__Annotated element entries__:
********
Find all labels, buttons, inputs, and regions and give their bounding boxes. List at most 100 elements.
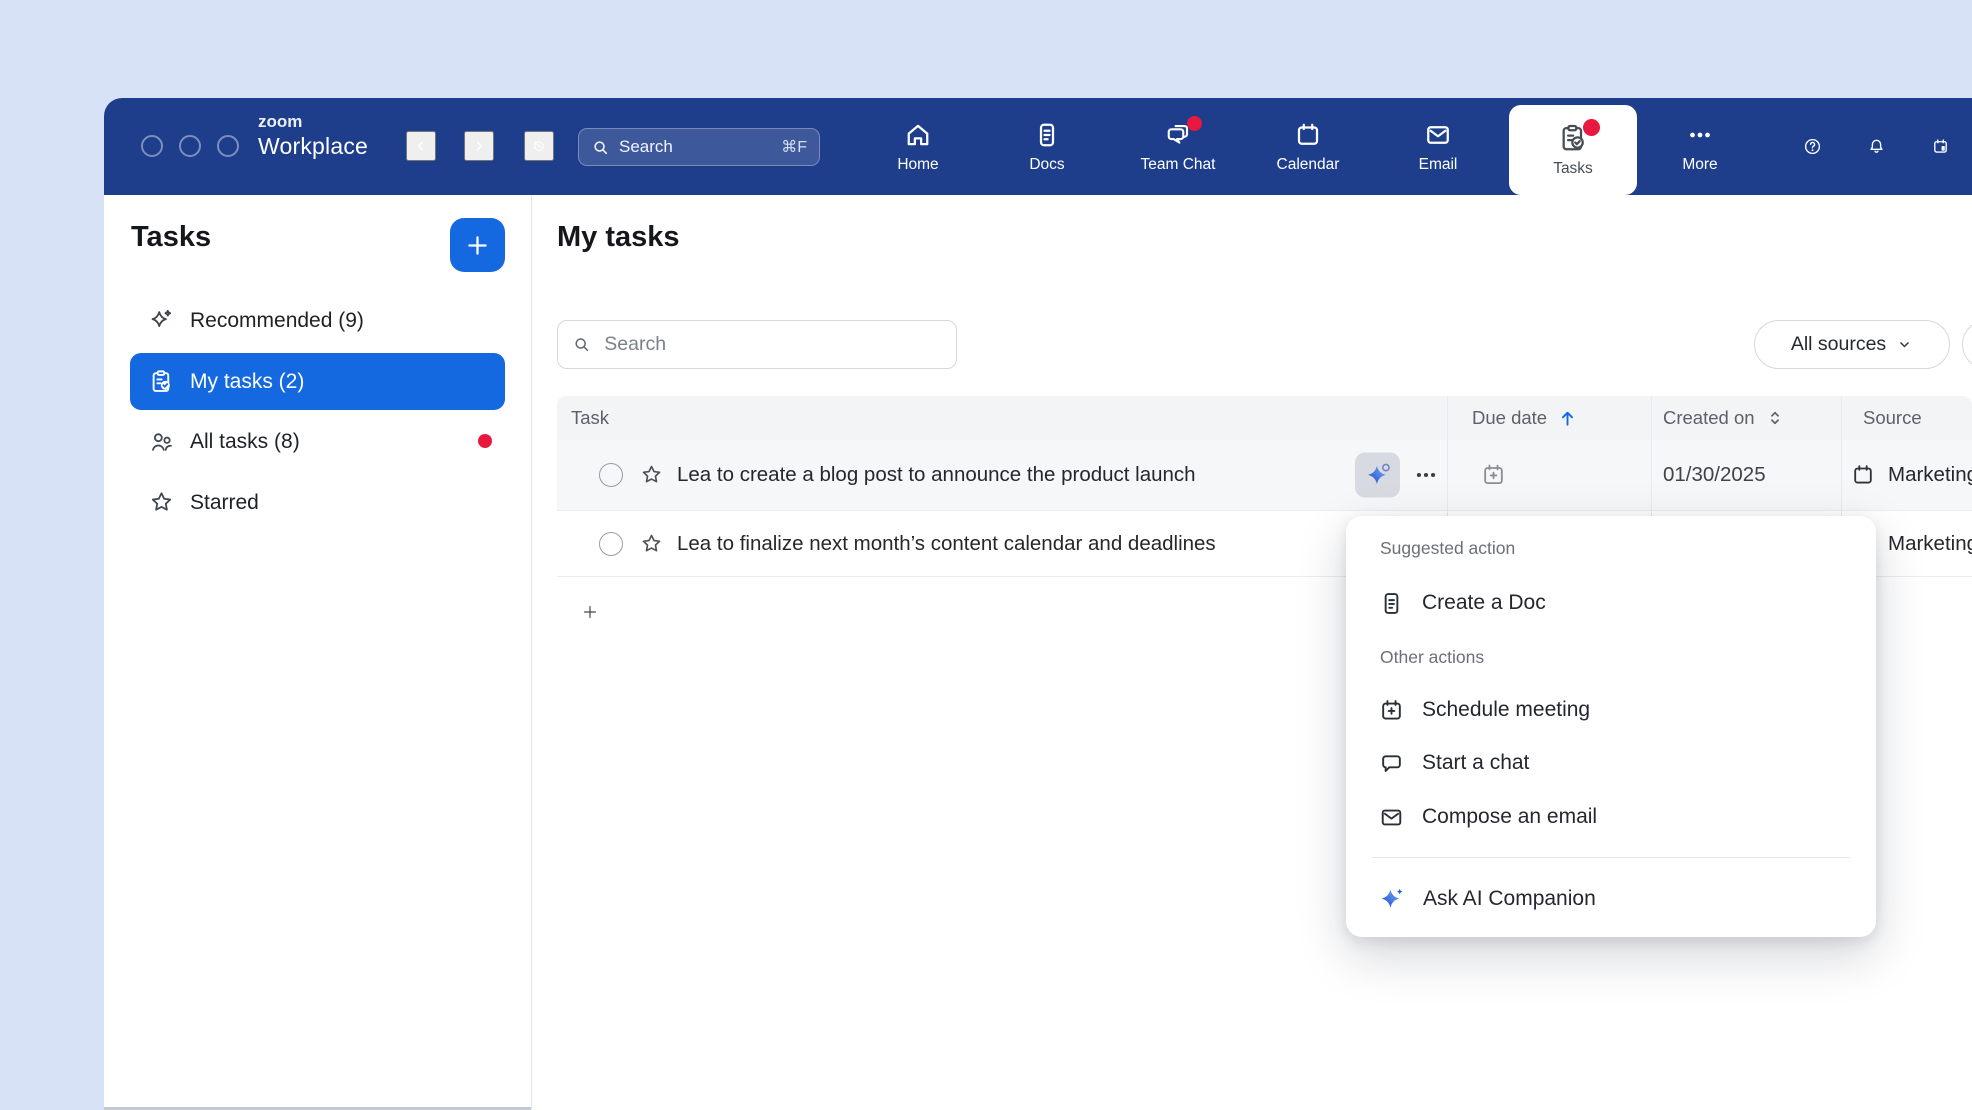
column-header-due-date[interactable]: Due date [1472, 407, 1578, 429]
add-task-inline-button[interactable] [575, 597, 605, 627]
ai-companion-icon [1378, 885, 1406, 913]
star-toggle[interactable] [639, 531, 664, 556]
column-header-source[interactable]: Source [1863, 407, 1922, 429]
zoom-workplace-window: zoom Workplace Search ⌘F Home Docs Team … [104, 98, 1972, 1110]
task-row[interactable]: Lea to create a blog post to announce th… [557, 440, 1972, 511]
set-due-date-button[interactable] [1480, 462, 1507, 489]
ai-companion-button[interactable] [1355, 453, 1400, 498]
menu-section-label: Other actions [1380, 647, 1484, 668]
menu-item-schedule-meeting[interactable]: Schedule meeting [1346, 683, 1876, 737]
plus-icon [464, 232, 491, 259]
column-header-task[interactable]: Task [571, 407, 609, 429]
docs-icon [1032, 120, 1062, 150]
source-cell: Marketing [1850, 462, 1972, 488]
email-icon [1423, 120, 1453, 150]
sort-ascending-icon [1557, 408, 1578, 429]
home-icon [903, 120, 933, 150]
nav-item-team-chat[interactable]: Team Chat [1122, 98, 1234, 195]
history-icon [532, 131, 546, 161]
nav-item-home[interactable]: Home [862, 98, 974, 195]
clipboard-check-icon [148, 368, 175, 395]
more-icon [1685, 120, 1715, 150]
global-search[interactable]: Search ⌘F [578, 128, 820, 166]
task-search-input[interactable] [602, 332, 942, 357]
source-name: Marketing [1888, 532, 1972, 556]
sidebar-item-my-tasks[interactable]: My tasks (2) [130, 353, 505, 410]
team-chat-unread-badge [1187, 116, 1202, 131]
task-complete-checkbox[interactable] [599, 463, 623, 487]
star-toggle[interactable] [639, 463, 664, 488]
plus-icon [581, 598, 599, 626]
notifications-button[interactable] [1861, 131, 1892, 162]
task-title: Lea to finalize next month’s content cal… [677, 532, 1216, 556]
bell-icon [1867, 131, 1886, 162]
sidebar-title: Tasks [131, 221, 211, 254]
column-header-created-on[interactable]: Created on [1663, 407, 1785, 429]
menu-section-label: Suggested action [1380, 538, 1515, 559]
global-search-label: Search [619, 137, 673, 157]
window-control-minimize[interactable] [179, 135, 201, 157]
menu-item-create-doc[interactable]: Create a Doc [1346, 576, 1876, 630]
source-name: Marketing [1888, 463, 1972, 487]
brand-workplace: Workplace [258, 135, 368, 158]
sidebar-item-recommended[interactable]: Recommended (9) [130, 292, 505, 349]
email-icon [1378, 804, 1405, 831]
sidebar-item-starred[interactable]: Starred [130, 474, 505, 531]
mini-calendar-button[interactable] [1925, 131, 1956, 162]
history-button[interactable] [524, 131, 554, 161]
search-icon [591, 138, 610, 157]
doc-icon [1378, 590, 1405, 617]
calendar-plus-icon [1480, 462, 1507, 489]
tasks-sidebar: Tasks Recommended (9) My tasks (2) All t… [104, 195, 532, 1110]
row-more-button[interactable] [1404, 453, 1448, 497]
calendar-panel-icon [1931, 131, 1950, 162]
task-action-menu: Suggested action Create a Doc Other acti… [1346, 516, 1876, 937]
nav-item-tasks-active-tab[interactable]: Tasks [1509, 105, 1637, 195]
back-button[interactable] [406, 131, 436, 161]
chevron-left-icon [414, 134, 428, 158]
task-search [557, 320, 957, 369]
sparkle-icon [148, 307, 175, 334]
sidebar-item-all-tasks[interactable]: All tasks (8) [130, 413, 505, 470]
search-shortcut: ⌘F [781, 137, 807, 157]
all-tasks-unread-dot [478, 434, 492, 448]
task-title: Lea to create a blog post to announce th… [677, 463, 1196, 487]
created-on-value: 01/30/2025 [1663, 463, 1766, 487]
window-control-close[interactable] [141, 135, 163, 157]
help-icon [1803, 131, 1822, 162]
nav-item-more[interactable]: More [1644, 98, 1756, 195]
forward-button[interactable] [464, 131, 494, 161]
task-complete-checkbox[interactable] [599, 532, 623, 556]
people-icon [148, 428, 175, 455]
page-title: My tasks [557, 221, 680, 254]
calendar-plus-icon [1378, 697, 1405, 724]
brand-zoom: zoom [258, 113, 368, 130]
add-task-button[interactable] [450, 218, 505, 272]
help-button[interactable] [1797, 131, 1828, 162]
sort-toggle-icon [1765, 408, 1785, 428]
calendar-icon [1293, 120, 1323, 150]
window-control-maximize[interactable] [217, 135, 239, 157]
sources-filter-dropdown[interactable]: All sources [1754, 320, 1950, 369]
search-icon [572, 334, 591, 355]
zoom-workplace-logo: zoom Workplace [258, 113, 368, 158]
nav-item-docs[interactable]: Docs [991, 98, 1103, 195]
ai-sparkle-icon [1365, 462, 1391, 488]
calendar-icon [1850, 462, 1876, 488]
menu-item-ask-ai-companion[interactable]: Ask AI Companion [1346, 872, 1876, 926]
star-icon [639, 463, 664, 488]
my-tasks-panel: My tasks All sources Task Due date [532, 195, 1972, 1110]
tasks-unread-badge [1583, 119, 1600, 136]
nav-item-email[interactable]: Email [1382, 98, 1494, 195]
menu-divider [1372, 857, 1850, 858]
nav-item-calendar[interactable]: Calendar [1252, 98, 1364, 195]
chat-bubble-icon [1378, 750, 1405, 777]
menu-item-compose-email[interactable]: Compose an email [1346, 790, 1876, 844]
clipped-filter-button[interactable] [1962, 320, 1972, 369]
top-navigation-bar: zoom Workplace Search ⌘F Home Docs Team … [104, 98, 1972, 195]
chevron-right-icon [472, 134, 486, 158]
star-icon [148, 489, 175, 516]
table-header: Task Due date Created on Source [557, 396, 1972, 440]
menu-item-start-a-chat[interactable]: Start a chat [1346, 736, 1876, 790]
ellipsis-icon [1413, 462, 1439, 488]
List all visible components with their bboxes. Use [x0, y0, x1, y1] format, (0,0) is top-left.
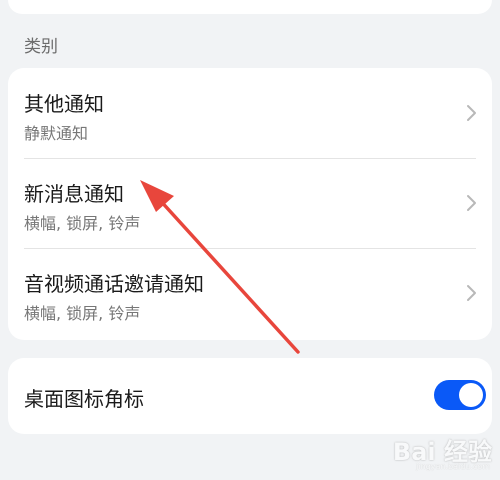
toggle-knob	[459, 383, 483, 407]
category-list-card: 其他通知 静默通知 新消息通知 横幅, 锁屏, 铃声 音视频通话邀请通知 横幅,…	[8, 68, 492, 340]
watermark-url: jingyan.baidu.com	[416, 462, 490, 471]
list-item-title: 音视频通话邀请通知	[24, 272, 204, 296]
list-item-call-invitation-notifications[interactable]: 音视频通话邀请通知 横幅, 锁屏, 铃声	[8, 248, 492, 338]
desktop-badge-label: 桌面图标角标	[24, 387, 144, 411]
list-item-title: 其他通知	[24, 92, 104, 116]
desktop-badge-card: 桌面图标角标	[8, 358, 492, 434]
chevron-right-icon	[467, 105, 476, 121]
desktop-badge-toggle[interactable]	[434, 380, 486, 410]
chevron-right-icon	[467, 195, 476, 211]
list-item-subtitle: 横幅, 锁屏, 铃声	[24, 304, 141, 323]
chevron-right-icon	[467, 285, 476, 301]
list-item-subtitle: 横幅, 锁屏, 铃声	[24, 214, 141, 233]
previous-settings-card	[8, 0, 492, 14]
list-item-subtitle: 静默通知	[24, 124, 89, 143]
list-item-new-message-notifications[interactable]: 新消息通知 横幅, 锁屏, 铃声	[8, 158, 492, 248]
list-item-title: 新消息通知	[24, 182, 124, 206]
list-item-other-notifications[interactable]: 其他通知 静默通知	[8, 68, 492, 158]
watermark: Bai 经验 jingyan.baidu.com	[372, 428, 492, 474]
section-label-category: 类别	[24, 37, 58, 57]
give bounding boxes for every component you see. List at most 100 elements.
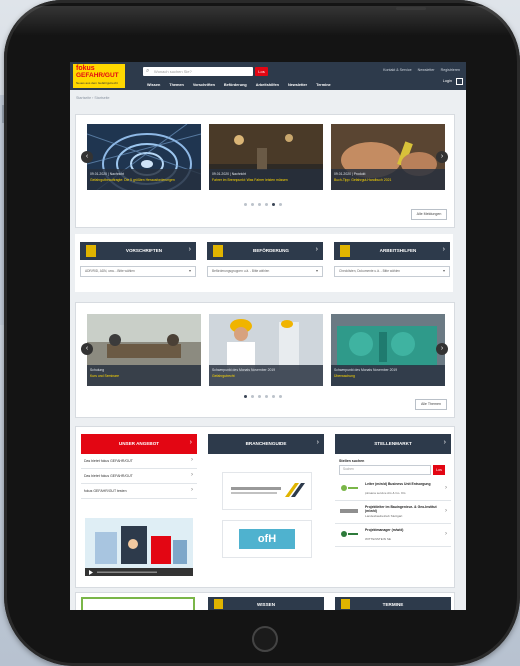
********
__OBJECTIVE__: Retype the lines in the entries above, starting at the line that contains "column-header-due-date[interactable]: Due date" and ending at the line that contains "notifications-button[interactable] [1861, 131, 1892, 162]", with both of those lines included.

__OUTPUT OF THE TASK__:
column-header-due-date[interactable]: Due date [1472, 407, 1578, 429]
add-task-inline-button[interactable] [575, 597, 605, 627]
ai-companion-icon [1378, 885, 1406, 913]
star-toggle[interactable] [639, 531, 664, 556]
column-header-source[interactable]: Source [1863, 407, 1922, 429]
zoom-workplace-window: zoom Workplace Search ⌘F Home Docs Team … [104, 98, 1972, 1110]
task-row[interactable]: Lea to create a blog post to announce th… [557, 440, 1972, 511]
set-due-date-button[interactable] [1480, 462, 1507, 489]
ai-companion-button[interactable] [1355, 453, 1400, 498]
menu-section-label: Other actions [1380, 647, 1484, 668]
menu-item-schedule-meeting[interactable]: Schedule meeting [1346, 683, 1876, 737]
plus-icon [464, 232, 491, 259]
column-header-task[interactable]: Task [571, 407, 609, 429]
docs-icon [1032, 120, 1062, 150]
source-cell: Marketing [1850, 462, 1972, 488]
email-icon [1423, 120, 1453, 150]
sort-ascending-icon [1557, 408, 1578, 429]
home-icon [903, 120, 933, 150]
nav-item-team-chat[interactable]: Team Chat [1122, 98, 1234, 195]
history-icon [532, 131, 546, 161]
nav-item-home[interactable]: Home [862, 98, 974, 195]
clipboard-check-icon [148, 368, 175, 395]
more-icon [1685, 120, 1715, 150]
global-search[interactable]: Search ⌘F [578, 128, 820, 166]
task-search-input[interactable] [602, 332, 942, 357]
source-name: Marketing [1888, 532, 1972, 556]
sidebar-item-my-tasks[interactable]: My tasks (2) [130, 353, 505, 410]
team-chat-unread-badge [1187, 116, 1202, 131]
task-complete-checkbox[interactable] [599, 463, 623, 487]
star-toggle[interactable] [639, 463, 664, 488]
plus-icon [581, 598, 599, 626]
notifications-button[interactable] [1861, 131, 1892, 162]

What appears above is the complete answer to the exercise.